#### Goal
Would you quote the material below in full and unchanged?

#### Dataset entries
>> Begin

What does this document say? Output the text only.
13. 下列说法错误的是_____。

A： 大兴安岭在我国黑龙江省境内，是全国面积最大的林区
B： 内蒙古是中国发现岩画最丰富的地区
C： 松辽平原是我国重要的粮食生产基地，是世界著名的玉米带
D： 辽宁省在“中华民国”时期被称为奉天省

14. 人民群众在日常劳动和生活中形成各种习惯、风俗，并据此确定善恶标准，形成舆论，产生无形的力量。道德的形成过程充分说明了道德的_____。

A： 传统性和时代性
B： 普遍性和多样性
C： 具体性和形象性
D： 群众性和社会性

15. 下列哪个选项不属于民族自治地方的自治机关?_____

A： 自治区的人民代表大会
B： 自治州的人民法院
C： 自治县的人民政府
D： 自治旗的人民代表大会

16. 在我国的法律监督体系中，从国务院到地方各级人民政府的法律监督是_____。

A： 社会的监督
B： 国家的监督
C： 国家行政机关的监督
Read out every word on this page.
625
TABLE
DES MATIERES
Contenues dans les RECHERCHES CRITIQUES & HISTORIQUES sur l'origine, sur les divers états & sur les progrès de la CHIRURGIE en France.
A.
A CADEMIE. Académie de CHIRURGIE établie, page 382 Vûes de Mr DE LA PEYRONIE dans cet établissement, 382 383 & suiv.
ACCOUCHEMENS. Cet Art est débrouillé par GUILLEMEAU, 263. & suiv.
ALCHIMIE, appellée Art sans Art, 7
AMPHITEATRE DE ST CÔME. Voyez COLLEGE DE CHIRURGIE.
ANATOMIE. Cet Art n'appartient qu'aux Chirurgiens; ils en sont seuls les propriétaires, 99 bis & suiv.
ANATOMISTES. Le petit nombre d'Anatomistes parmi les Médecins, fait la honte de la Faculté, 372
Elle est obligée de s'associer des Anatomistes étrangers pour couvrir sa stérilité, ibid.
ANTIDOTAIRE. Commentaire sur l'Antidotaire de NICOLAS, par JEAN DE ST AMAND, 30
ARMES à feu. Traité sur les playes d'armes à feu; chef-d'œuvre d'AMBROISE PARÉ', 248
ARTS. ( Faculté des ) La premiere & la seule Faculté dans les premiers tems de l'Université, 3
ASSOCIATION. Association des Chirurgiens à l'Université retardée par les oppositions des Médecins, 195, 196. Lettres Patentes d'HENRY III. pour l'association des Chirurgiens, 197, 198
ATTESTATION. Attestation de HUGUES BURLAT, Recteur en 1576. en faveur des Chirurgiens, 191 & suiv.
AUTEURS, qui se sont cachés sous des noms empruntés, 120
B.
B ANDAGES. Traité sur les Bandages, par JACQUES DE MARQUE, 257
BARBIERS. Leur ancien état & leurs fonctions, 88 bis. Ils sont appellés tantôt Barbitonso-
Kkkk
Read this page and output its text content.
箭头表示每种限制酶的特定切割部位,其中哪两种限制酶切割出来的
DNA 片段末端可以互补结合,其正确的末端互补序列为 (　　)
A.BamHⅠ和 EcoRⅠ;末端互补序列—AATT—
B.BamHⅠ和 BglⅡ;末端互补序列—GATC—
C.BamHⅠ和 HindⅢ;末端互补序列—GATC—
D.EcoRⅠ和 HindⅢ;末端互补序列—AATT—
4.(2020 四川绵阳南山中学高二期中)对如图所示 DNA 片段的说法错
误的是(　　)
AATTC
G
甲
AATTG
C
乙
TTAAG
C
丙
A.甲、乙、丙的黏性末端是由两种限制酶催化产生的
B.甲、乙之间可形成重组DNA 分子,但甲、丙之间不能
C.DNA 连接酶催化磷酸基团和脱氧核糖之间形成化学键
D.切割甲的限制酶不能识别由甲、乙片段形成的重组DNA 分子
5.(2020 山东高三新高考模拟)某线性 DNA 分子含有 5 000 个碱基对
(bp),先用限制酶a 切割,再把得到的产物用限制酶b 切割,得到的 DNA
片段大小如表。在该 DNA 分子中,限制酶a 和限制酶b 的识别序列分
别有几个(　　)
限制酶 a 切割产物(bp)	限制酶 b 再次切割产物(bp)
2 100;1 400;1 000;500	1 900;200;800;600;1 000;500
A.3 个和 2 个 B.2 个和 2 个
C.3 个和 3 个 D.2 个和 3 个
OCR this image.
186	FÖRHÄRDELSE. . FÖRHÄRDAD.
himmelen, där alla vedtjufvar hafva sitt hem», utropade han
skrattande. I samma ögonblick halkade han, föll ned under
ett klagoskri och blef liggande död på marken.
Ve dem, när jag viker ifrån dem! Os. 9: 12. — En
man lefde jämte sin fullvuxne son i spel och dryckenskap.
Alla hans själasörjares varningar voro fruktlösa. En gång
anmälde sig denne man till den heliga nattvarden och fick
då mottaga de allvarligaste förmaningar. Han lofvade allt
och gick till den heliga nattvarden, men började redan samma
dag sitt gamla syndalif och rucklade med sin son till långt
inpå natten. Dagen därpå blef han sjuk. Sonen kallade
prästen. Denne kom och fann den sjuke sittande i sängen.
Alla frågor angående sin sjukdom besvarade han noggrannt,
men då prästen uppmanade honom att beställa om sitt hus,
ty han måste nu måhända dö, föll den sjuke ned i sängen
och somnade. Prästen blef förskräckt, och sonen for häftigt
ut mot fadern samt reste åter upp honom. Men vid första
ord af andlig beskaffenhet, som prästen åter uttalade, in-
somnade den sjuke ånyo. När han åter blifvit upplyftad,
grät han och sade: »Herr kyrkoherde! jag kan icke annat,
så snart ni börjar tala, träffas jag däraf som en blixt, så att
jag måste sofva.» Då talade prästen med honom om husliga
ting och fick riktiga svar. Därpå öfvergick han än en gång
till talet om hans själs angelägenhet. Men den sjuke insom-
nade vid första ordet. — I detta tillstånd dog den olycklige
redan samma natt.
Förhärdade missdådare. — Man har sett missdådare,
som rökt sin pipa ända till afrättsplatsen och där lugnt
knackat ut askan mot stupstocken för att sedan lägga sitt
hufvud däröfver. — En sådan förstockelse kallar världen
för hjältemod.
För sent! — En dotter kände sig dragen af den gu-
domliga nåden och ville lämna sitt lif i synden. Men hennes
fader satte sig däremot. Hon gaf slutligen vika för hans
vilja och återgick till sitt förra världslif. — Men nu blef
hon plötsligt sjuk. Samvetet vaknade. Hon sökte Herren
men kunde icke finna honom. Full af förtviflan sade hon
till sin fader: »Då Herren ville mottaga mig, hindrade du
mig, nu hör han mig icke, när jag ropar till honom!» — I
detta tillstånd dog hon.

>> End

#### Output for this exercise
What does this document say? Output the text only.
13. 下列说法错误的是_____。

A： 大兴安岭在我国黑龙江省境内，是全国面积最大的林区
B： 内蒙古是中国发现岩画最丰富的地区
C： 松辽平原是我国重要的粮食生产基地，是世界著名的玉米带
D： 辽宁省在“中华民国”时期被称为奉天省

14. 人民群众在日常劳动和生活中形成各种习惯、风俗，并据此确定善恶标准，形成舆论，产生无形的力量。道德的形成过程充分说明了道德的_____。

A： 传统性和时代性
B： 普遍性和多样性
C： 具体性和形象性
D： 群众性和社会性

15. 下列哪个选项不属于民族自治地方的自治机关?_____

A： 自治区的人民代表大会
B： 自治州的人民法院
C： 自治县的人民政府
D： 自治旗的人民代表大会

16. 在我国的法律监督体系中，从国务院到地方各级人民政府的法律监督是_____。

A： 社会的监督
B： 国家的监督
C： 国家行政机关的监督
Read out every word on this page.
625
TABLE
DES MATIERES
Contenues dans les RECHERCHES CRITIQUES & HISTORIQUES sur l'origine, sur les divers états & sur les progrès de la CHIRURGIE en France.
A.
A CADEMIE. Académie de CHIRURGIE établie, page 382 Vûes de Mr DE LA PEYRONIE dans cet établissement, 382 383 & suiv.
ACCOUCHEMENS. Cet Art est débrouillé par GUILLEMEAU, 263. & suiv.
ALCHIMIE, appellée Art sans Art, 7
AMPHITEATRE DE ST CÔME. Voyez COLLEGE DE CHIRURGIE.
ANATOMIE. Cet Art n'appartient qu'aux Chirurgiens; ils en sont seuls les propriétaires, 99 bis & suiv.
ANATOMISTES. Le petit nombre d'Anatomistes parmi les Médecins, fait la honte de la Faculté, 372
Elle est obligée de s'associer des Anatomistes étrangers pour couvrir sa stérilité, ibid.
ANTIDOTAIRE. Commentaire sur l'Antidotaire de NICOLAS, par JEAN DE ST AMAND, 30
ARMES à feu. Traité sur les playes d'armes à feu; chef-d'œuvre d'AMBROISE PARÉ', 248
ARTS. ( Faculté des ) La premiere & la seule Faculté dans les premiers tems de l'Université, 3
ASSOCIATION. Association des Chirurgiens à l'Université retardée par les oppositions des Médecins, 195, 196. Lettres Patentes d'HENRY III. pour l'association des Chirurgiens, 197, 198
ATTESTATION. Attestation de HUGUES BURLAT, Recteur en 1576. en faveur des Chirurgiens, 191 & suiv.
AUTEURS, qui se sont cachés sous des noms empruntés, 120
B.
B ANDAGES. Traité sur les Bandages, par JACQUES DE MARQUE, 257
BARBIERS. Leur ancien état & leurs fonctions, 88 bis. Ils sont appellés tantôt Barbitonso-
Kkkk
Read this page and output its text content.
箭头表示每种限制酶的特定切割部位,其中哪两种限制酶切割出来的
DNA 片段末端可以互补结合,其正确的末端互补序列为 (　　)
A.BamHⅠ和 EcoRⅠ;末端互补序列—AATT—
B.BamHⅠ和 BglⅡ;末端互补序列—GATC—
C.BamHⅠ和 HindⅢ;末端互补序列—GATC—
D.EcoRⅠ和 HindⅢ;末端互补序列—AATT—
4.(2020 四川绵阳南山中学高二期中)对如图所示 DNA 片段的说法错
误的是(　　)
AATTC
G
甲
AATTG
C
乙
TTAAG
C
丙
A.甲、乙、丙的黏性末端是由两种限制酶催化产生的
B.甲、乙之间可形成重组DNA 分子,但甲、丙之间不能
C.DNA 连接酶催化磷酸基团和脱氧核糖之间形成化学键
D.切割甲的限制酶不能识别由甲、乙片段形成的重组DNA 分子
5.(2020 山东高三新高考模拟)某线性 DNA 分子含有 5 000 个碱基对
(bp),先用限制酶a 切割,再把得到的产物用限制酶b 切割,得到的 DNA
片段大小如表。在该 DNA 分子中,限制酶a 和限制酶b 的识别序列分
别有几个(　　)
限制酶 a 切割产物(bp)	限制酶 b 再次切割产物(bp)
2 100;1 400;1 000;500	1 900;200;800;600;1 000;500
A.3 个和 2 个 B.2 个和 2 个
C.3 个和 3 个 D.2 个和 3 个
OCR this image.
186	FÖRHÄRDELSE. . FÖRHÄRDAD.
himmelen, där alla vedtjufvar hafva sitt hem», utropade han
skrattande. I samma ögonblick halkade han, föll ned under
ett klagoskri och blef liggande död på marken.
Ve dem, när jag viker ifrån dem! Os. 9: 12. — En
man lefde jämte sin fullvuxne son i spel och dryckenskap.
Alla hans själasörjares varningar voro fruktlösa. En gång
anmälde sig denne man till den heliga nattvarden och fick
då mottaga de allvarligaste förmaningar. Han lofvade allt
och gick till den heliga nattvarden, men började redan samma
dag sitt gamla syndalif och rucklade med sin son till långt
inpå natten. Dagen därpå blef han sjuk. Sonen kallade
prästen. Denne kom och fann den sjuke sittande i sängen.
Alla frågor angående sin sjukdom besvarade han noggrannt,
men då prästen uppmanade honom att beställa om sitt hus,
ty han måste nu måhända dö, föll den sjuke ned i sängen
och somnade. Prästen blef förskräckt, och sonen for häftigt
ut mot fadern samt reste åter upp honom. Men vid första
ord af andlig beskaffenhet, som prästen åter uttalade, in-
somnade den sjuke ånyo. När han åter blifvit upplyftad,
grät han och sade: »Herr kyrkoherde! jag kan icke annat,
så snart ni börjar tala, träffas jag däraf som en blixt, så att
jag måste sofva.» Då talade prästen med honom om husliga
ting och fick riktiga svar. Därpå öfvergick han än en gång
till talet om hans själs angelägenhet. Men den sjuke insom-
nade vid första ordet. — I detta tillstånd dog den olycklige
redan samma natt.
Förhärdade missdådare. — Man har sett missdådare,
som rökt sin pipa ända till afrättsplatsen och där lugnt
knackat ut askan mot stupstocken för att sedan lägga sitt
hufvud däröfver. — En sådan förstockelse kallar världen
för hjältemod.
För sent! — En dotter kände sig dragen af den gu-
domliga nåden och ville lämna sitt lif i synden. Men hennes
fader satte sig däremot. Hon gaf slutligen vika för hans
vilja och återgick till sitt förra världslif. — Men nu blef
hon plötsligt sjuk. Samvetet vaknade. Hon sökte Herren
men kunde icke finna honom. Full af förtviflan sade hon
till sin fader: »Då Herren ville mottaga mig, hindrade du
mig, nu hör han mig icke, när jag ropar till honom!» — I
detta tillstånd dog hon.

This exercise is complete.